### Aim
Gather all lines in the data that hold the string "title".

□ □ □ □ □ □ □

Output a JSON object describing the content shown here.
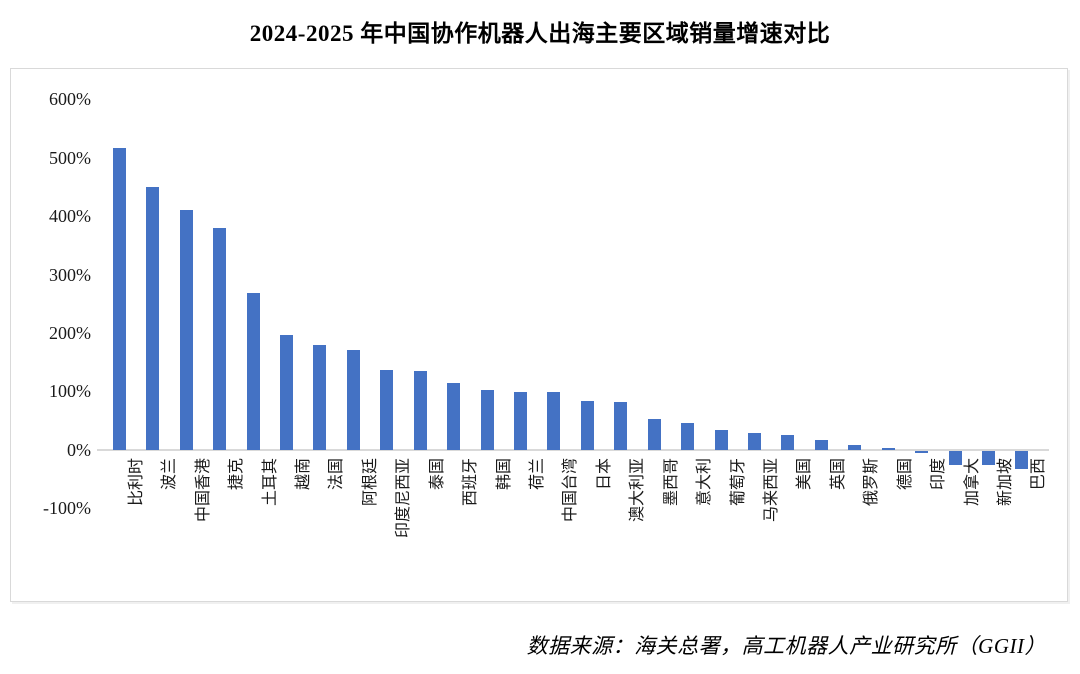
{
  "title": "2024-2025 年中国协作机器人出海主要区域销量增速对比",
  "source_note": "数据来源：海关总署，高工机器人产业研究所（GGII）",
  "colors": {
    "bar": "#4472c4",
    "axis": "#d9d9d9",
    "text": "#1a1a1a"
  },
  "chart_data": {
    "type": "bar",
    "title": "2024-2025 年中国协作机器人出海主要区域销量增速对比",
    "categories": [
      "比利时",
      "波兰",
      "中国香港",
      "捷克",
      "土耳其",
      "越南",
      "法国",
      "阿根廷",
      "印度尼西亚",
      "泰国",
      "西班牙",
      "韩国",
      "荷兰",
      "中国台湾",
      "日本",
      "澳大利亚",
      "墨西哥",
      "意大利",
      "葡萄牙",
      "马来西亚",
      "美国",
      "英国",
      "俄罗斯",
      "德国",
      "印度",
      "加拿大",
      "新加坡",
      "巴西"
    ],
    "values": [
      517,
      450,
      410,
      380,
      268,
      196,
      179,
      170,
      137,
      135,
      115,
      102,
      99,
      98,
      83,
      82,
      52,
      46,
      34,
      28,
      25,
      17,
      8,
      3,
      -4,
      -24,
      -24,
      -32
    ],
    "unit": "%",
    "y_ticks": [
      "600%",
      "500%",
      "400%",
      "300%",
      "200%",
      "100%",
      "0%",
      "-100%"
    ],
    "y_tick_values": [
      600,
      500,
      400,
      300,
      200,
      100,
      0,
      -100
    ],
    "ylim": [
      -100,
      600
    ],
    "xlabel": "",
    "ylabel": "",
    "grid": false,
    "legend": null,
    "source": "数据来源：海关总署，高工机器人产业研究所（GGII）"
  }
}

□ □ □ □ □ □ □

### Written answer
  "title": "2024-2025 年中国协作机器人出海主要区域销量增速对比",
    "title": "2024-2025 年中国协作机器人出海主要区域销量增速对比",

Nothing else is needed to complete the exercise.